* TASK BRIEF
From the entries below, copy every line where the string "heading" appears.

* Collection entries
++++++++++
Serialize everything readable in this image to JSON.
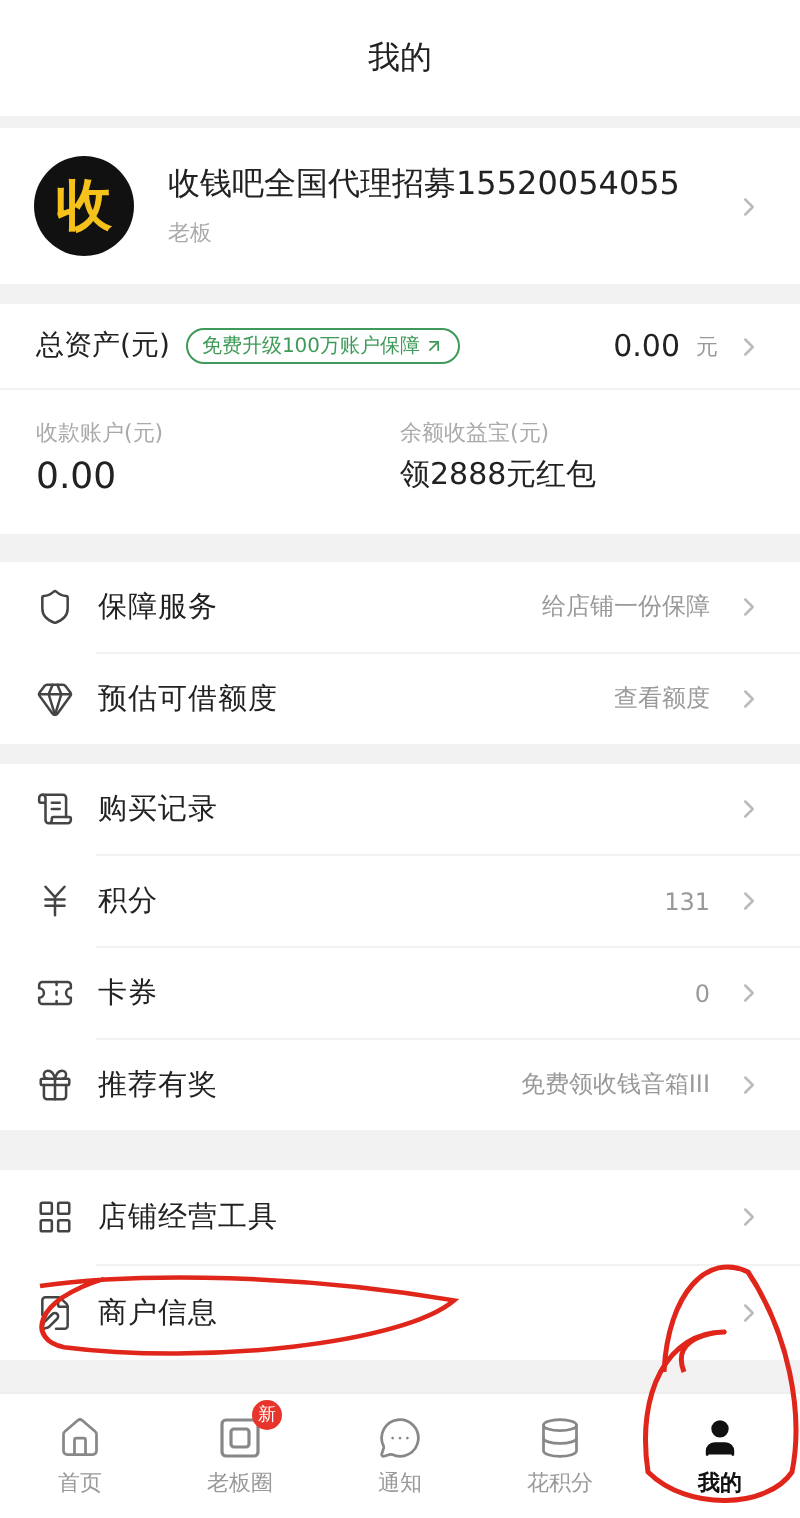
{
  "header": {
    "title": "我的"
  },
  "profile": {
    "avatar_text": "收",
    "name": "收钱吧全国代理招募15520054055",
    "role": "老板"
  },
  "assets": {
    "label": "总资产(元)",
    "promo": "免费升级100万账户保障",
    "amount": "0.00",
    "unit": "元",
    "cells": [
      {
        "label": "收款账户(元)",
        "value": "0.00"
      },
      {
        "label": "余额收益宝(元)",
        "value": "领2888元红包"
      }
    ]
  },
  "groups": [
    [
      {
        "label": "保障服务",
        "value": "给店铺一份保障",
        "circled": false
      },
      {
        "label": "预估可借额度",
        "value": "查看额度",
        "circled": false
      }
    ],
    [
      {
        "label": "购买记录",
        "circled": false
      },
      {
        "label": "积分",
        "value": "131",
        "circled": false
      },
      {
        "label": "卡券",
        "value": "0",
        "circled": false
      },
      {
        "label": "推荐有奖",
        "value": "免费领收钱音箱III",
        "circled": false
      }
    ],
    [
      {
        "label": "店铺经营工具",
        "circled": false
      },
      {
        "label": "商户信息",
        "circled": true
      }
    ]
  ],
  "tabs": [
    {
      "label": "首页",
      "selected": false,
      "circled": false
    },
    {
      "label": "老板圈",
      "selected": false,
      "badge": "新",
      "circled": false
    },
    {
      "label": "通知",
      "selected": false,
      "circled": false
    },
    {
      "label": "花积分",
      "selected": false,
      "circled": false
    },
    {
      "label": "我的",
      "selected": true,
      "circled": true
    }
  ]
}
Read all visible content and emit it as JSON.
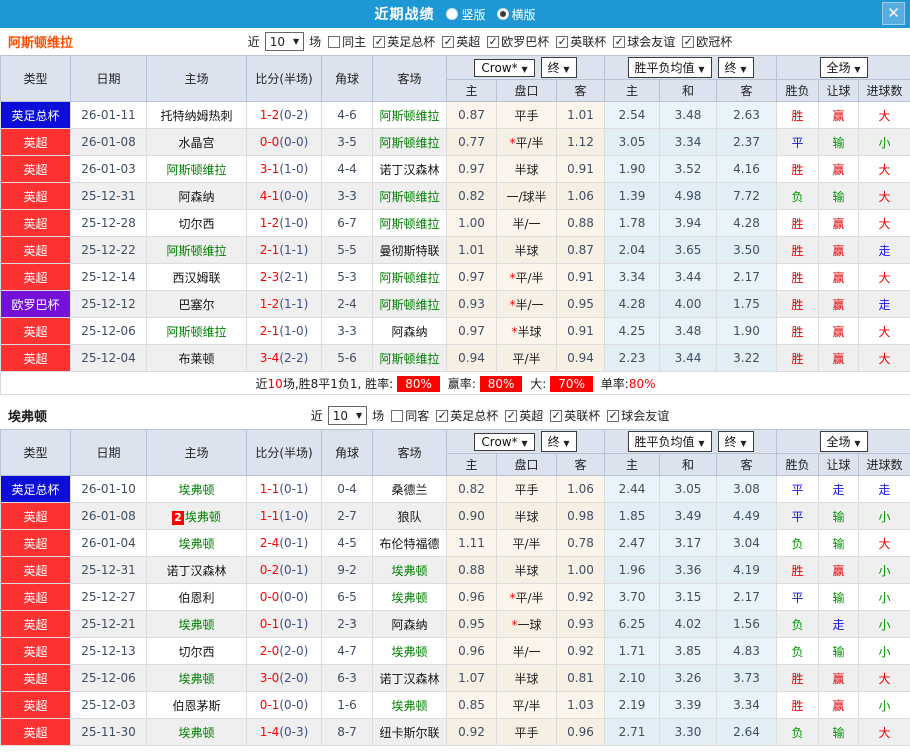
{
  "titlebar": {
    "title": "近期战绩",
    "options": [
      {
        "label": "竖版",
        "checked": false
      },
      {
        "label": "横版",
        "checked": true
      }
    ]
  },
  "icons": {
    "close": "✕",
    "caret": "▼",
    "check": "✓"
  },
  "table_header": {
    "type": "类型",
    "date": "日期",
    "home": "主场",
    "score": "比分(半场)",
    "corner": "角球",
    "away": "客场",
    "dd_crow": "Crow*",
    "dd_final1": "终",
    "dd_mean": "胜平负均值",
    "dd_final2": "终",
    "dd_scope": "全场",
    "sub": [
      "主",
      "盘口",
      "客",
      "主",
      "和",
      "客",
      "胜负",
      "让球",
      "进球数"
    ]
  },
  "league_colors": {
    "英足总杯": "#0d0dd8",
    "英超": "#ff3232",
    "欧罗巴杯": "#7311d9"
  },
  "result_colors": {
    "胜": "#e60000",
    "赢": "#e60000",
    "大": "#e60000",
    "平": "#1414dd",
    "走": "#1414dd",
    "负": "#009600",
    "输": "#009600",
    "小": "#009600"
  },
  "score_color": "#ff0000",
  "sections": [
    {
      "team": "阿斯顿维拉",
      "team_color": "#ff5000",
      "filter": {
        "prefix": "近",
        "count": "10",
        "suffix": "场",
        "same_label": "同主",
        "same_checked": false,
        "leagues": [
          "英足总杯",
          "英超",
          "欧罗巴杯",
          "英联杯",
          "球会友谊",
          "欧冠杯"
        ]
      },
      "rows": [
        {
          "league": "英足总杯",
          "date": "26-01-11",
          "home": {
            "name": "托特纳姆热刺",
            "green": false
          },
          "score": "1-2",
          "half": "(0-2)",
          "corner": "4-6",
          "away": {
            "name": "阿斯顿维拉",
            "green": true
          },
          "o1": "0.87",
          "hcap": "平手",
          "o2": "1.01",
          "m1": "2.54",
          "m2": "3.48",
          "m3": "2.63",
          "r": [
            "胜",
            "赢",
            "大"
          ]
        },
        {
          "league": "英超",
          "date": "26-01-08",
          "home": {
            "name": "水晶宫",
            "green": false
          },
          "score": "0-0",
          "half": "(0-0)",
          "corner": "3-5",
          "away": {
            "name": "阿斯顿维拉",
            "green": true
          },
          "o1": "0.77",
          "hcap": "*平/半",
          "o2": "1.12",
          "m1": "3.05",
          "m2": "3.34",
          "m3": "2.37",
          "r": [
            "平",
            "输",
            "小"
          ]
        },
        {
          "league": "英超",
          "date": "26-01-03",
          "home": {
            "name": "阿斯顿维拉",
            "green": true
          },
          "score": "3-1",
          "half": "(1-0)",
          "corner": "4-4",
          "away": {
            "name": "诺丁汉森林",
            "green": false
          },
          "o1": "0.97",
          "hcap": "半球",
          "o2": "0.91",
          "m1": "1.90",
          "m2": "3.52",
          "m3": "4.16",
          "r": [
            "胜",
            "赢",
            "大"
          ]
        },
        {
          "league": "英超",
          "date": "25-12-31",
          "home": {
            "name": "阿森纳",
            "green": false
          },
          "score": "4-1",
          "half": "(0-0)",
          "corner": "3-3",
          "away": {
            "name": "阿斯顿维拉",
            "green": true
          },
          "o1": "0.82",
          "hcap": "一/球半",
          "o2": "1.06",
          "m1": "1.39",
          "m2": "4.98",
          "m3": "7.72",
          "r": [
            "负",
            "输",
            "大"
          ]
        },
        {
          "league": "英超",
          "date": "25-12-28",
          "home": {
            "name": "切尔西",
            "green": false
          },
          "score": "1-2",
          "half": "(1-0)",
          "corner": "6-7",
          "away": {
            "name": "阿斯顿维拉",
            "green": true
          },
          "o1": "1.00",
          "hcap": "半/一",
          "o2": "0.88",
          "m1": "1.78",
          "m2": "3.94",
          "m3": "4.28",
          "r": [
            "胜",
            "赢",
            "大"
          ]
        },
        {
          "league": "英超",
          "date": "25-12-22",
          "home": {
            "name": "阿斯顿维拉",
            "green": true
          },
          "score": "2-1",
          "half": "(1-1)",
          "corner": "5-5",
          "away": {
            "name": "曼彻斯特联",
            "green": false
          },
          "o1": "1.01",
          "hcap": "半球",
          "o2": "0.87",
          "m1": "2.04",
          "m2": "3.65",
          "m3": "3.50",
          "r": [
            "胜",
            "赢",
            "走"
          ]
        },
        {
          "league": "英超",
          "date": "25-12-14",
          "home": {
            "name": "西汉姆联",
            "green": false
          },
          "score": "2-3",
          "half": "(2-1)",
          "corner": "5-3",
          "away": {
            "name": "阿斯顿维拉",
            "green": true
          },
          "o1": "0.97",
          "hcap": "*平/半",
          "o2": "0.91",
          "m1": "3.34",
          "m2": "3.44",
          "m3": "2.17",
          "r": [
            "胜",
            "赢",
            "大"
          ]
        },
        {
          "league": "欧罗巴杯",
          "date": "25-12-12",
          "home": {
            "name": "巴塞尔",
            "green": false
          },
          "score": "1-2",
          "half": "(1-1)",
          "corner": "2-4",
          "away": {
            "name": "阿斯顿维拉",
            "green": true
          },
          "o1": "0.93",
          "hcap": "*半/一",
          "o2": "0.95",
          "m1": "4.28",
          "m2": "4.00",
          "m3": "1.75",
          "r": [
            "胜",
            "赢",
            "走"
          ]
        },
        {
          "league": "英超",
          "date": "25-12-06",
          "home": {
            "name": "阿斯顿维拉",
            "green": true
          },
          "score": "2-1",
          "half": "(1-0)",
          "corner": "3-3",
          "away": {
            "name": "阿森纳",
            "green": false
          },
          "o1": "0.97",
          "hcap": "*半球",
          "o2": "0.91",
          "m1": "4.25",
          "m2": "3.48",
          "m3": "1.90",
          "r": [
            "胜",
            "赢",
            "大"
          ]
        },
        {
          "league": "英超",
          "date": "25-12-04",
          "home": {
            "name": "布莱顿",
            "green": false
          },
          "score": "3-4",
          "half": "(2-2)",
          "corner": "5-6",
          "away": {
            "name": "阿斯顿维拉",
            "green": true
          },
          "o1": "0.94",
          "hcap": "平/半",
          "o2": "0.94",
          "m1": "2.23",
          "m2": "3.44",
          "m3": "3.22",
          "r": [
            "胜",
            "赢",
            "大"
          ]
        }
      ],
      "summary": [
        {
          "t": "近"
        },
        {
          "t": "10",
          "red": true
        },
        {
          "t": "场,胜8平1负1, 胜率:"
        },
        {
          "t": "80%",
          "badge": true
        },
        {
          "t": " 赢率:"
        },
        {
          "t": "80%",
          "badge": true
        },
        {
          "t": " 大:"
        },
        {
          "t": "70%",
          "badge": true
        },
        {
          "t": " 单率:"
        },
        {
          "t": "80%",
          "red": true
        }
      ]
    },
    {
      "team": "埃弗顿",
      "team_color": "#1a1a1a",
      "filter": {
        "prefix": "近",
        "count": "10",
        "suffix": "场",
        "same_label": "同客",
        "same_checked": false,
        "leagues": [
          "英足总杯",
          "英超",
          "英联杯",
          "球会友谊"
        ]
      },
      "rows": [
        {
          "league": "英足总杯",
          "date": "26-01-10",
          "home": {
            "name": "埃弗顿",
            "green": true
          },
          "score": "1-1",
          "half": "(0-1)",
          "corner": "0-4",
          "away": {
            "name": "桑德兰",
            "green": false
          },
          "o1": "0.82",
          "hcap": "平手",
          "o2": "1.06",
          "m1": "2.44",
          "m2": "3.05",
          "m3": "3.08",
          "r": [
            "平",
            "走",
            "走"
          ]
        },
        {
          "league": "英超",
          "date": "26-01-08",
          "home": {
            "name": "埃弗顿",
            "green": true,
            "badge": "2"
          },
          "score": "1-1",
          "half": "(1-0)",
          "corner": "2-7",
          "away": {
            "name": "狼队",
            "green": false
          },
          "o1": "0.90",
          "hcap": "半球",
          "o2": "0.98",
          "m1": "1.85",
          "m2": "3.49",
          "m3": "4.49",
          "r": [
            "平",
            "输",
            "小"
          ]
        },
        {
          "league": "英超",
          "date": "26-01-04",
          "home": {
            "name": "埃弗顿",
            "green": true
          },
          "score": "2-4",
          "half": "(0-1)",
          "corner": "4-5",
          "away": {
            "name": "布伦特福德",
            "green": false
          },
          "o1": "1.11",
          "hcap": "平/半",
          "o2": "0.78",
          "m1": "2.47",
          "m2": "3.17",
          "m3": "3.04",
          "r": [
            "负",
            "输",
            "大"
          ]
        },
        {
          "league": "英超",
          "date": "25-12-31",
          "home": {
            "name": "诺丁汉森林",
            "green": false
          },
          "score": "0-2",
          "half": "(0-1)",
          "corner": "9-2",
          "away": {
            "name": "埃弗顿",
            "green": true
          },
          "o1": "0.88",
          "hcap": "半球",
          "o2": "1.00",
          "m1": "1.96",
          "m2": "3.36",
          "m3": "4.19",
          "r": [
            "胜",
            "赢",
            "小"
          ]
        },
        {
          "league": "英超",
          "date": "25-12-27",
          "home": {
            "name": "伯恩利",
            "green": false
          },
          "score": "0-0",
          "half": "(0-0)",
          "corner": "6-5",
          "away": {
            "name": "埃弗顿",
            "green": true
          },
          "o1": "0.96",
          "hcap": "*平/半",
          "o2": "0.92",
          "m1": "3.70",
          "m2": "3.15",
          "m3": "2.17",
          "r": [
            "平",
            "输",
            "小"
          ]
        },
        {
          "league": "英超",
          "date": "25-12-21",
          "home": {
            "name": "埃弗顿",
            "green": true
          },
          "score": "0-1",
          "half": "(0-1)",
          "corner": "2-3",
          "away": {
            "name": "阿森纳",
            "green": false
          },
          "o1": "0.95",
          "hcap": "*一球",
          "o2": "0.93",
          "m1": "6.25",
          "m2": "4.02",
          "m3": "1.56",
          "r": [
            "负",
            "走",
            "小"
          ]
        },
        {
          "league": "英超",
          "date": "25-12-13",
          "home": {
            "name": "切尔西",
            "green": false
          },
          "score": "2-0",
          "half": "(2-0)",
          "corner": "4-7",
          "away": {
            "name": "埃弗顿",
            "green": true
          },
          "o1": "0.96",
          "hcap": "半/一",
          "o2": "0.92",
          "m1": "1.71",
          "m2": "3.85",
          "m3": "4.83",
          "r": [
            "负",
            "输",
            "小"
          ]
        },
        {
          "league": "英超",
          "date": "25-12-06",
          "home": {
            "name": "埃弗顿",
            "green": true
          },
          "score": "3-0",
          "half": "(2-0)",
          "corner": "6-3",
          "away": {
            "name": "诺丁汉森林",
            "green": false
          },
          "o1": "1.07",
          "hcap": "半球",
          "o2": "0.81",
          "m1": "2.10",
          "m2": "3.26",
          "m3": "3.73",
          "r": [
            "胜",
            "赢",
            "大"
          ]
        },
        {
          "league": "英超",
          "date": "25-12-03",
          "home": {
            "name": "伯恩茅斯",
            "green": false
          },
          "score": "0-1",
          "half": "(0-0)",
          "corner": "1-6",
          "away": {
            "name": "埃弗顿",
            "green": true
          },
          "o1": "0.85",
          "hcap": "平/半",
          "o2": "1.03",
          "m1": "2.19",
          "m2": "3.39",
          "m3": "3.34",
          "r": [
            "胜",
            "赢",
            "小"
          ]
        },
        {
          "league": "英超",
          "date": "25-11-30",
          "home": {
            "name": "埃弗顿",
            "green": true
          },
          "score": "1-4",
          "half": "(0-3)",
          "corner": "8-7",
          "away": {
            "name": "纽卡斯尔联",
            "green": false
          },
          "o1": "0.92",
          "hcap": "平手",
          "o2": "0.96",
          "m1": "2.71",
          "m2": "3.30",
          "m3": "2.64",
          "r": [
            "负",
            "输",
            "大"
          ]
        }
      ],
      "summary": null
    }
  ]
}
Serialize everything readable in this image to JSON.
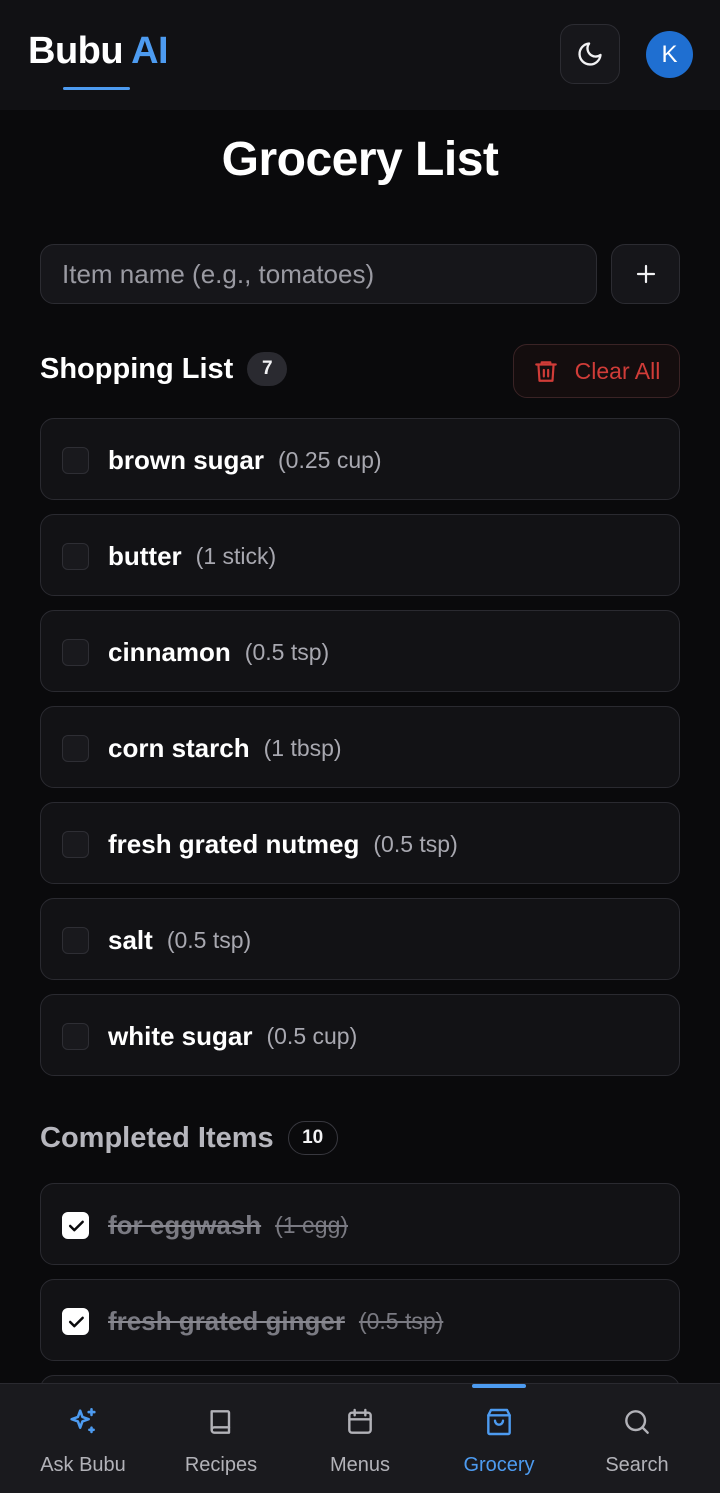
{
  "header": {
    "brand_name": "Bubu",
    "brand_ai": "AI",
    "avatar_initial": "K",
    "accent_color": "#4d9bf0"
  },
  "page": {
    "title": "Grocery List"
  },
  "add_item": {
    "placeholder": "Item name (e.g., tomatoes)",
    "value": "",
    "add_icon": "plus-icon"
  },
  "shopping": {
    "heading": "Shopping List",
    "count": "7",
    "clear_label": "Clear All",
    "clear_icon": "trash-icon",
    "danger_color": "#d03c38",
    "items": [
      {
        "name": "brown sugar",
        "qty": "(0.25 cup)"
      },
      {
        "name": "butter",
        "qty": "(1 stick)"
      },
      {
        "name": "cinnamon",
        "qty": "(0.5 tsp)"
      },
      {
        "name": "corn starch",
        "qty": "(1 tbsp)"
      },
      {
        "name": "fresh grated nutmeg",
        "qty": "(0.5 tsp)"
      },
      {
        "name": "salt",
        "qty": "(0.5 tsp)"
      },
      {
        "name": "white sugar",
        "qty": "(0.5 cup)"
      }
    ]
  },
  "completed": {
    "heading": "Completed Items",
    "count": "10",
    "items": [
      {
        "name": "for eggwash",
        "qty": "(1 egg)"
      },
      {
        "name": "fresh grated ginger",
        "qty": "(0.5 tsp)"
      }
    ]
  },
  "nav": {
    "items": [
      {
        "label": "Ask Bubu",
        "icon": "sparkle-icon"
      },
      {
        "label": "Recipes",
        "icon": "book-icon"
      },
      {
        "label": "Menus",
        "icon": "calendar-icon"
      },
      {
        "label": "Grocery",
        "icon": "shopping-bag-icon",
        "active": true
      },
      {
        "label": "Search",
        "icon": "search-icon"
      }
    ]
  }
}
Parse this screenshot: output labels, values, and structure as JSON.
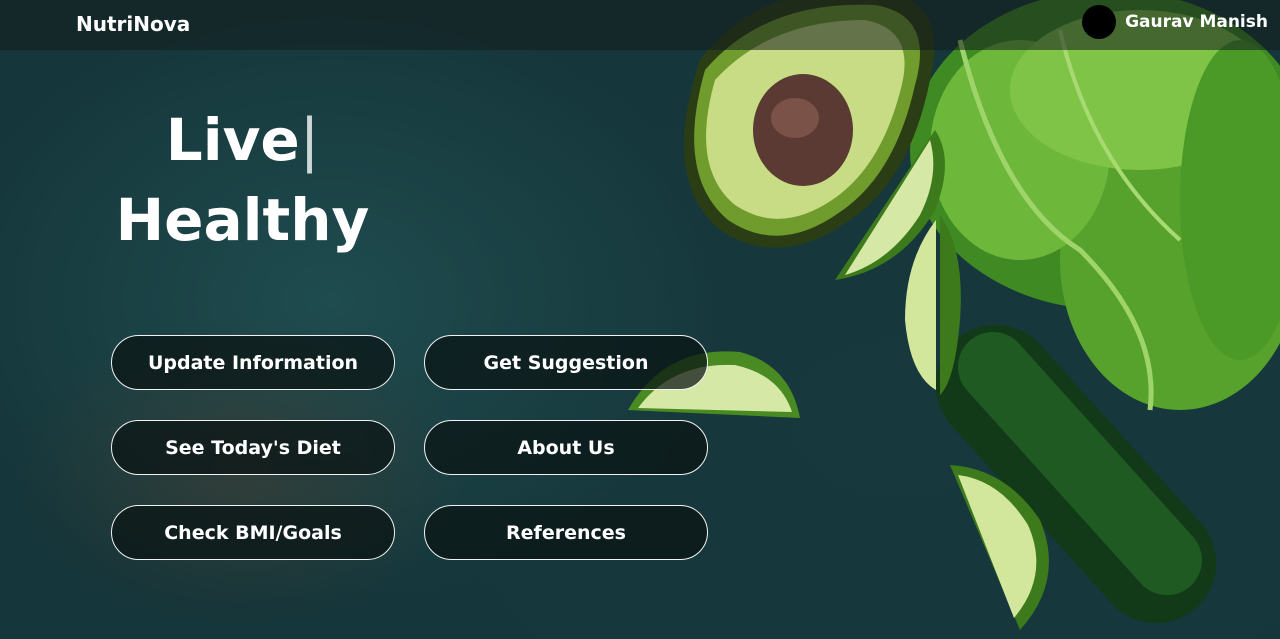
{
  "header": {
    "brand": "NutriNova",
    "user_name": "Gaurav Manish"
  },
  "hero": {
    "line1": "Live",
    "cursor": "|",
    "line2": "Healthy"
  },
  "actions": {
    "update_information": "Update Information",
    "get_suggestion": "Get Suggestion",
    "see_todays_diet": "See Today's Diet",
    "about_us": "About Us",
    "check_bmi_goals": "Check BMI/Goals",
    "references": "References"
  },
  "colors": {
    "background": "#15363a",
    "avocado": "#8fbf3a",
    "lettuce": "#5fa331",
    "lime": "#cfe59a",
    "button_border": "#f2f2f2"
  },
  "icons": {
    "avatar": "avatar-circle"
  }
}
++++++++++
* EXERCISE ANSWER
    "heading": "Shopping List",
    "heading": "Completed Items",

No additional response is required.